— Begin Exercise materials —

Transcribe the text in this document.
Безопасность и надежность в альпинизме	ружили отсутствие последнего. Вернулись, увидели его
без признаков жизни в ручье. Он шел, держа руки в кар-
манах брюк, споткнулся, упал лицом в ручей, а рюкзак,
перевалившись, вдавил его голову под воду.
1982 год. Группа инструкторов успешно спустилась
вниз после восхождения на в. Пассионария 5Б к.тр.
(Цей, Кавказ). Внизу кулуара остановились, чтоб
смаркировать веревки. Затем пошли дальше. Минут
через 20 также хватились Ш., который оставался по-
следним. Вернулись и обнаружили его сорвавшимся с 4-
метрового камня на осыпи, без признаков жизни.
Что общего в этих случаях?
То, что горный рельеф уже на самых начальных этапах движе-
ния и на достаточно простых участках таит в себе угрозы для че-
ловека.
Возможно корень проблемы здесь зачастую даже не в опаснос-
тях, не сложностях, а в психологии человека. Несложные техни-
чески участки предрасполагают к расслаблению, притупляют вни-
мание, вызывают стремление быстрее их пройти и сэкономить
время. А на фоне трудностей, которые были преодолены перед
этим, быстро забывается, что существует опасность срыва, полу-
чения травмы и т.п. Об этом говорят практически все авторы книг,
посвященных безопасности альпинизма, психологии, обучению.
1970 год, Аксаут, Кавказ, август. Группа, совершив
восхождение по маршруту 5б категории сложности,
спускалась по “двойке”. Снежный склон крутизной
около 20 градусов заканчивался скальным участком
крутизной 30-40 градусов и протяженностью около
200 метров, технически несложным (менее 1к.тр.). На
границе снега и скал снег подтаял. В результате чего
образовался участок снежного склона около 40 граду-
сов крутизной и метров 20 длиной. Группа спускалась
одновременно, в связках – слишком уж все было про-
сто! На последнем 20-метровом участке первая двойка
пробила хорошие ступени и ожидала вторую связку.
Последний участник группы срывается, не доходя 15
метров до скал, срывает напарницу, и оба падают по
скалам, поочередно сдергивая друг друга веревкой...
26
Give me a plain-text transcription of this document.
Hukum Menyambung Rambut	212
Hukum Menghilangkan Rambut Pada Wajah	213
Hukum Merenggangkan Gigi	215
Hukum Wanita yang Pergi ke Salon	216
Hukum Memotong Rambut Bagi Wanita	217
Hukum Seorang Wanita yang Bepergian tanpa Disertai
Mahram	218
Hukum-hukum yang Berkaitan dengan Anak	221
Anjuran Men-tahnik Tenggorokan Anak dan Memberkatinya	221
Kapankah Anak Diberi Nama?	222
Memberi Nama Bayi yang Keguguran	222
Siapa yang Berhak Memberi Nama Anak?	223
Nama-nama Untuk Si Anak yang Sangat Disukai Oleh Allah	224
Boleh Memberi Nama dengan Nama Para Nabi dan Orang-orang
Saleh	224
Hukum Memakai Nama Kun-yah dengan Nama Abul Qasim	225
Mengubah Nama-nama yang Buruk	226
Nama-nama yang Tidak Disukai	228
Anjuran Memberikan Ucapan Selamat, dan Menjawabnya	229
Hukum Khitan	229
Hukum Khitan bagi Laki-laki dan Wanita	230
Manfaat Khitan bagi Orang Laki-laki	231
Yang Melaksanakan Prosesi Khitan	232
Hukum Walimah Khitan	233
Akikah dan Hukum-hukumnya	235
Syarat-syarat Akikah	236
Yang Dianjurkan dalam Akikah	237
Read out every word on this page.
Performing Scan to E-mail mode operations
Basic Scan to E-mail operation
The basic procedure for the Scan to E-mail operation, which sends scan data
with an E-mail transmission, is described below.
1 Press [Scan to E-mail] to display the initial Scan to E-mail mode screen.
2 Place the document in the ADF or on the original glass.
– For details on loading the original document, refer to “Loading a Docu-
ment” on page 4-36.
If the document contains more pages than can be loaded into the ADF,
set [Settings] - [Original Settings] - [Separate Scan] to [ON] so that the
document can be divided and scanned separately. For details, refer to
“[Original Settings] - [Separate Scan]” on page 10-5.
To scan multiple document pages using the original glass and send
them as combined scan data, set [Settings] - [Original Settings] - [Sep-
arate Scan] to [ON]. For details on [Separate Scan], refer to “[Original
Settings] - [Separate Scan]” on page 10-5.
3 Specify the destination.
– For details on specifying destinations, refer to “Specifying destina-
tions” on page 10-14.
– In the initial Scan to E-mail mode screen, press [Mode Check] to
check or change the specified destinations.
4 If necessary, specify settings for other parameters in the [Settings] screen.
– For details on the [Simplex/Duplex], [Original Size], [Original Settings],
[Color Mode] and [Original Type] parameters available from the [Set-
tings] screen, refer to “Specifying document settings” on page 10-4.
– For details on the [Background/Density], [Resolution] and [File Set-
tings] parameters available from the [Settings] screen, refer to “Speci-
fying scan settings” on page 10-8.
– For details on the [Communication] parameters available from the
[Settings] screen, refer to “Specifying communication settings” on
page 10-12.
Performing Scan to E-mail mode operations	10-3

— End Exercise materials —

▶ **Exercise objective**:
In the entries above, find each line with the word "details" and copy it.

▶ **Result of this task**:
– For details on loading the original document, refer to “Loading a Docu-
document can be divided and scanned separately. For details, refer to
arate Scan] to [ON]. For details on [Separate Scan], refer to “[Original
– For details on specifying destinations, refer to “Specifying destina-
– For details on the [Simplex/Duplex], [Original Size], [Original Settings],
– For details on the [Background/Density], [Resolution] and [File Set-
– For details on the [Communication] parameters available from the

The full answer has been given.